> What is needed: Pull each line holding the word "true" from the data.

> Provided records:
- - - -

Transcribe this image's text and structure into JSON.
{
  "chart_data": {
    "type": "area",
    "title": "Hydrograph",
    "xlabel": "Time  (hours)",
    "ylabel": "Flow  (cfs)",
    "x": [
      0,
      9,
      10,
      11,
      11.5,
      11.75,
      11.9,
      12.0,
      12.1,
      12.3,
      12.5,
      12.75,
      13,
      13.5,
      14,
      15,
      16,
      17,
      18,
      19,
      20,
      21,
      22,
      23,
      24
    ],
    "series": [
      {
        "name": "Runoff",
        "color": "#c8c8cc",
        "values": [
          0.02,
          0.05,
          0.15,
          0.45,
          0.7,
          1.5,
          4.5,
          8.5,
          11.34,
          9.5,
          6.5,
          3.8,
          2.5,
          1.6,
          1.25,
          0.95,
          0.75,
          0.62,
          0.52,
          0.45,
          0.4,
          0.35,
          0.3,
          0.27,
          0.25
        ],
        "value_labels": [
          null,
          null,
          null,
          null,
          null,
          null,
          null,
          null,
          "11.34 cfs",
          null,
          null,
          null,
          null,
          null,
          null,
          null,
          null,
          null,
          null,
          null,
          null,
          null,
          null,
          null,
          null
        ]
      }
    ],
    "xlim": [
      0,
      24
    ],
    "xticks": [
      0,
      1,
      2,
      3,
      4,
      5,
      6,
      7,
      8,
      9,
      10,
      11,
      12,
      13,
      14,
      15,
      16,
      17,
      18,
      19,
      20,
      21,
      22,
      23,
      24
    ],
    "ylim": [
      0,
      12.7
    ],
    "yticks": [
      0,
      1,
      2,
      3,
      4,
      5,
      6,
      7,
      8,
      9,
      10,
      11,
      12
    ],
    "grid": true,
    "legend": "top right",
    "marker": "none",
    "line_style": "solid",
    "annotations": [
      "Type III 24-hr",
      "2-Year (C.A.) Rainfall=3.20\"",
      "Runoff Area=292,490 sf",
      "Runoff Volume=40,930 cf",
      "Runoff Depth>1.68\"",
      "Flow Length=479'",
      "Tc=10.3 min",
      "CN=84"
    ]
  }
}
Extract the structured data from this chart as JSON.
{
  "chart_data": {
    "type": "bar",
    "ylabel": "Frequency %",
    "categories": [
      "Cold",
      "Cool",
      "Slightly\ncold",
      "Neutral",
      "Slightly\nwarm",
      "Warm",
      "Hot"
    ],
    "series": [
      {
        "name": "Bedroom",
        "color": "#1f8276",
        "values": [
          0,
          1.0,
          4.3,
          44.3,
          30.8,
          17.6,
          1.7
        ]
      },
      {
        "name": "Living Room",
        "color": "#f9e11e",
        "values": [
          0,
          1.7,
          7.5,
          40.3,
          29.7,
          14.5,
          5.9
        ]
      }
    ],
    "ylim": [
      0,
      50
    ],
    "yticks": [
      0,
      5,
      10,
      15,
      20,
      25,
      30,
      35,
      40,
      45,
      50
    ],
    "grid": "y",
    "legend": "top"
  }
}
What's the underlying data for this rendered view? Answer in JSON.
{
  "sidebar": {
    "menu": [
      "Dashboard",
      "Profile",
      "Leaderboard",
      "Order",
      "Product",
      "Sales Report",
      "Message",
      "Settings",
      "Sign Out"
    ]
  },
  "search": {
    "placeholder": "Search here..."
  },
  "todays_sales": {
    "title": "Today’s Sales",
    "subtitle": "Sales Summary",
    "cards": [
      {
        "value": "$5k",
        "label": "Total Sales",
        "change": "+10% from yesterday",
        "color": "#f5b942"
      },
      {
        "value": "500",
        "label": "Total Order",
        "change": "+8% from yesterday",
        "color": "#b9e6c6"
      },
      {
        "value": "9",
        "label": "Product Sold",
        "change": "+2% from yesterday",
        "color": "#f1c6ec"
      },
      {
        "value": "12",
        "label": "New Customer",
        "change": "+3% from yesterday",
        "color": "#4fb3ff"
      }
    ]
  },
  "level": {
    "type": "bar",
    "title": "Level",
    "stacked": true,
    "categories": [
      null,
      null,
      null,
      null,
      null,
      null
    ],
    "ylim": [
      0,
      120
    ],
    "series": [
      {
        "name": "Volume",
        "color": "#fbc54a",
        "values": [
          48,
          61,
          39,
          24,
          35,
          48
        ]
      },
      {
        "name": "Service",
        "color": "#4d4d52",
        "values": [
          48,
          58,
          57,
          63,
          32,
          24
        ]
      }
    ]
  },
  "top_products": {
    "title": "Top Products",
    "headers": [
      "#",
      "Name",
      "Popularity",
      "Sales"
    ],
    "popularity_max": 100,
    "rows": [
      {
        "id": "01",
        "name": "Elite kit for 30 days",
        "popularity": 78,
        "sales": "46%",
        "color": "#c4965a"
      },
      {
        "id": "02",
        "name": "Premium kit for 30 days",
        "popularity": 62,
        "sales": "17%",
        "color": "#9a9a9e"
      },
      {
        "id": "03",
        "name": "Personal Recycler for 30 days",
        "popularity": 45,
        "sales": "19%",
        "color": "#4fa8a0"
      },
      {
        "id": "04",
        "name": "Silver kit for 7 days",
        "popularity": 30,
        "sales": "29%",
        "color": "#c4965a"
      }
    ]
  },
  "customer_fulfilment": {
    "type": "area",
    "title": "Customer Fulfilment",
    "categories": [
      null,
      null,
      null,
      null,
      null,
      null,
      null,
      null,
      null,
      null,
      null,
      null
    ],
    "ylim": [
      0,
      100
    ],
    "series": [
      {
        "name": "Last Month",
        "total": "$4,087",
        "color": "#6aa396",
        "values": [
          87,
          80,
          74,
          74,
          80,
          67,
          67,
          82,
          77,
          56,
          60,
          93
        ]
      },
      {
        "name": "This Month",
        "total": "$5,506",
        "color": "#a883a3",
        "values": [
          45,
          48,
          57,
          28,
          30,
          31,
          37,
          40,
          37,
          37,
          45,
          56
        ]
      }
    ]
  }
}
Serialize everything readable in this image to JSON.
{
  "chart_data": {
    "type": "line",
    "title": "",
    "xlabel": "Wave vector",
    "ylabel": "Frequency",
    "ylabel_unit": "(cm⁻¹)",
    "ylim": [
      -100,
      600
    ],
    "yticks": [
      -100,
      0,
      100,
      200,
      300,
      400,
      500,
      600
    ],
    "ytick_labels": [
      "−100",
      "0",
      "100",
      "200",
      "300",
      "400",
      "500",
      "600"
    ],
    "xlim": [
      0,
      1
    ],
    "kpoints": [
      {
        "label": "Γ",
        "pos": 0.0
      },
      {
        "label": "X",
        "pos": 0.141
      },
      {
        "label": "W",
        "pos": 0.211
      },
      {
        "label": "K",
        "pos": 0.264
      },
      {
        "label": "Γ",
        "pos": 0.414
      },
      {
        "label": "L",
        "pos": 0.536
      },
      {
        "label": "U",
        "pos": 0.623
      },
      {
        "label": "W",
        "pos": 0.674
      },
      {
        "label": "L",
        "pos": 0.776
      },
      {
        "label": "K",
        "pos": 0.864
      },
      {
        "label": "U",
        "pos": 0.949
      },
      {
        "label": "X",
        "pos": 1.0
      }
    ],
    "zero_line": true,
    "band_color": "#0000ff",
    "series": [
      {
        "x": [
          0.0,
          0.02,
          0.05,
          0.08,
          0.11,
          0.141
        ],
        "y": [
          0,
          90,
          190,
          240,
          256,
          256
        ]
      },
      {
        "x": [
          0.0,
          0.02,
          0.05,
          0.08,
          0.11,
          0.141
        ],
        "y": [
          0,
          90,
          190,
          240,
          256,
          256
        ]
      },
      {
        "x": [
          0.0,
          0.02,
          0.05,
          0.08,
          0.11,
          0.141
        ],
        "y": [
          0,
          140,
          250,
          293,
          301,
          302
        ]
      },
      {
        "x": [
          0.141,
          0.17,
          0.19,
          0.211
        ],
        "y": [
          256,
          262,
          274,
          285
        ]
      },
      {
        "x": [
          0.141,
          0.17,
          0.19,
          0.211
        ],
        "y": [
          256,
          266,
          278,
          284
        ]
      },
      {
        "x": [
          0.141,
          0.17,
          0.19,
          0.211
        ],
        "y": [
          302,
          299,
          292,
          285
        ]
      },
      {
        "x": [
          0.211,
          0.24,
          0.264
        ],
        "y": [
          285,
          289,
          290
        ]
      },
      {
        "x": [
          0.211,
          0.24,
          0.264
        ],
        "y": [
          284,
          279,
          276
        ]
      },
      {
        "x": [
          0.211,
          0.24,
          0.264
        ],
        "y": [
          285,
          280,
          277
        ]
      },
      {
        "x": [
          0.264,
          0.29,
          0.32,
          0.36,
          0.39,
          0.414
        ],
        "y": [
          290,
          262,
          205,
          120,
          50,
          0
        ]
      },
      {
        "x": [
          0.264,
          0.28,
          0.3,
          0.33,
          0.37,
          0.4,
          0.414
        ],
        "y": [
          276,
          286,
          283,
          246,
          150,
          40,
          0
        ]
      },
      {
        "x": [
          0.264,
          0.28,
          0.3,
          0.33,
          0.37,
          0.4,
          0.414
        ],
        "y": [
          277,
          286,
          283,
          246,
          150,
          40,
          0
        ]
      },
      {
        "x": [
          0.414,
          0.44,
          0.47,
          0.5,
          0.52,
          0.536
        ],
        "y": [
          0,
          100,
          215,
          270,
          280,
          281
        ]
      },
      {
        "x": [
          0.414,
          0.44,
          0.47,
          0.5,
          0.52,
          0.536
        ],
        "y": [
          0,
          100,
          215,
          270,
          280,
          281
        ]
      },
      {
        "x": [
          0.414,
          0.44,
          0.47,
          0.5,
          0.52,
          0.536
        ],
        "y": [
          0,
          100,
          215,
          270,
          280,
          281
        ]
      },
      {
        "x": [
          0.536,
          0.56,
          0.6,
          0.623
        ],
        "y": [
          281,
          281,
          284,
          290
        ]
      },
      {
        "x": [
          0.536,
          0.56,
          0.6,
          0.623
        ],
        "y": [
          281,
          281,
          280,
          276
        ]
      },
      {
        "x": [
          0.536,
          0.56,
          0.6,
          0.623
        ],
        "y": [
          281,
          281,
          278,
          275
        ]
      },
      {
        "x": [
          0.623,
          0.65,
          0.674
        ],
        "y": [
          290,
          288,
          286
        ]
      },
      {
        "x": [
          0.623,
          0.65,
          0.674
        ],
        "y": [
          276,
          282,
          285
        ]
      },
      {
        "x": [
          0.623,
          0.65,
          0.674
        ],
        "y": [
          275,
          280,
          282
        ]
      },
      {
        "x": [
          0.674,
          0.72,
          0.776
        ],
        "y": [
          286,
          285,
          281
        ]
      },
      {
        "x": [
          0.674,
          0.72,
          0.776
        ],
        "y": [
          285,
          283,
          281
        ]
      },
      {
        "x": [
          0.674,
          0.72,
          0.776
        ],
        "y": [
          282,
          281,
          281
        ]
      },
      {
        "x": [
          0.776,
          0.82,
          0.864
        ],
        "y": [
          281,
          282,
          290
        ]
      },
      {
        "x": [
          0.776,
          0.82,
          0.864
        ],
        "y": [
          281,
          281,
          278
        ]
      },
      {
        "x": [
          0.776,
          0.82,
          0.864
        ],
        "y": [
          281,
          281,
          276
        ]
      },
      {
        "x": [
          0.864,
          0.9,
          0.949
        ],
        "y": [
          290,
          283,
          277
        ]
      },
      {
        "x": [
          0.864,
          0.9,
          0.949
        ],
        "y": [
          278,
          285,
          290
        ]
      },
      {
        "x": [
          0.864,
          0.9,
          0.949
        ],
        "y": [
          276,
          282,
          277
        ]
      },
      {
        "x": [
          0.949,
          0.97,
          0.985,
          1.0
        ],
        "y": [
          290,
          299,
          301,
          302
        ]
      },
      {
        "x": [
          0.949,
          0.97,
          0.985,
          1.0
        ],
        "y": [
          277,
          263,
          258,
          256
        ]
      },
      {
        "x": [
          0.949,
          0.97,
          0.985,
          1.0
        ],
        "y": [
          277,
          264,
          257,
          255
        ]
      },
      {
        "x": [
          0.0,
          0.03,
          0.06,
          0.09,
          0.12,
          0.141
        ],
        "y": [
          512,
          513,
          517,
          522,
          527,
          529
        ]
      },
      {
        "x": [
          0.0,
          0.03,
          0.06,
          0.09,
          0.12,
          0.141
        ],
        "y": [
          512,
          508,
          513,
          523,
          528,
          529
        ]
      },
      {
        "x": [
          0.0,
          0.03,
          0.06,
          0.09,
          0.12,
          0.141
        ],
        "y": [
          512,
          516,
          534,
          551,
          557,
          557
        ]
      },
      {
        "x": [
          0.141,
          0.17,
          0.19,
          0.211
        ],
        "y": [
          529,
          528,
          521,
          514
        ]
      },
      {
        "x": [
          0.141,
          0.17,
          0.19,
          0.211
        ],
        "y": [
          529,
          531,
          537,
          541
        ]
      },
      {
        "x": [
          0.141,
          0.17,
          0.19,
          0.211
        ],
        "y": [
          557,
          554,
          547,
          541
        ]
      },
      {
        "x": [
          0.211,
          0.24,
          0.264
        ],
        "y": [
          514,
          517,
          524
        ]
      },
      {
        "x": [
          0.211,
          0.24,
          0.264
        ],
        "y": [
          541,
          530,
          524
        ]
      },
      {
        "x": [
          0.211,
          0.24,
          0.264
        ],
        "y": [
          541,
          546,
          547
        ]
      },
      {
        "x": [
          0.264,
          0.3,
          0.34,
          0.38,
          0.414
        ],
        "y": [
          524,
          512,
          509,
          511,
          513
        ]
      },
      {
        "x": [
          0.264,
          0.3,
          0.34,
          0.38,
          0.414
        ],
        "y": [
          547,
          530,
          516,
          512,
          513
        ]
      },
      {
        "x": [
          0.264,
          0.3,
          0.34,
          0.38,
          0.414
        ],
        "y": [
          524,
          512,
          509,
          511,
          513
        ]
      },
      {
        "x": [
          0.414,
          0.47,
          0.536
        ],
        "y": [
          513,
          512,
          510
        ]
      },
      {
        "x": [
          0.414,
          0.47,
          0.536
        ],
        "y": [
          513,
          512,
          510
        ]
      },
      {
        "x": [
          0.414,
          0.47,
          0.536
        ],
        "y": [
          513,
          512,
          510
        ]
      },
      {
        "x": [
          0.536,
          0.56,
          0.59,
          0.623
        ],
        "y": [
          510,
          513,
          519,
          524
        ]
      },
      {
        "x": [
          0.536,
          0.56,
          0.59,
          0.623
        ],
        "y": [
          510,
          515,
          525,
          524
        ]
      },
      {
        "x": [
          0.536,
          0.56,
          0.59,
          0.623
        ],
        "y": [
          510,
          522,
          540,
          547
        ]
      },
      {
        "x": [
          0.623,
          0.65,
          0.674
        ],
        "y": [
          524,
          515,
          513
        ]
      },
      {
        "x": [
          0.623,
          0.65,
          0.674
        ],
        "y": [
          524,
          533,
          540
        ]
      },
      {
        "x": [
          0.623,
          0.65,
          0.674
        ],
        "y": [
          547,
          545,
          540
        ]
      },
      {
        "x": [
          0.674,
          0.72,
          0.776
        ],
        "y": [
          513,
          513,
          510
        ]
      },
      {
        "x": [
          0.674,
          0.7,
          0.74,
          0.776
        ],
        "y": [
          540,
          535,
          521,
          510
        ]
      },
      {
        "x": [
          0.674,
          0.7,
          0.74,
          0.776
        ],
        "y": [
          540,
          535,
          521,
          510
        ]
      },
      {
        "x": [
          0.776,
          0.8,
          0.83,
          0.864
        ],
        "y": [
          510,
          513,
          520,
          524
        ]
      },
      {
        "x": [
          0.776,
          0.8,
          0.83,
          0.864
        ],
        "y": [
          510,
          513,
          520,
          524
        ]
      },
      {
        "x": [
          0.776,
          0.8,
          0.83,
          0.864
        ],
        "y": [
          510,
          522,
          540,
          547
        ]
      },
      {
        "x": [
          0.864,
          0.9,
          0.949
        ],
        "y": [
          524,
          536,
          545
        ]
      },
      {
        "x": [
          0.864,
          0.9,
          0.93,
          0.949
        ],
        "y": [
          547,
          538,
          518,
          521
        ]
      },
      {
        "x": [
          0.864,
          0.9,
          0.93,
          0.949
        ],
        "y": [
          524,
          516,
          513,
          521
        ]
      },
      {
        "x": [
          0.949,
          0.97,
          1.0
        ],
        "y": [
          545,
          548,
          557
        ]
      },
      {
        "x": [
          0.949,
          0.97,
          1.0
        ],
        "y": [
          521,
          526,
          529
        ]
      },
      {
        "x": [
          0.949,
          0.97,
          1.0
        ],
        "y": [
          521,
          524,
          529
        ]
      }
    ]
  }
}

- - - -

> Result:
    "grid": true,
    "stacked": true,
    "zero_line": true,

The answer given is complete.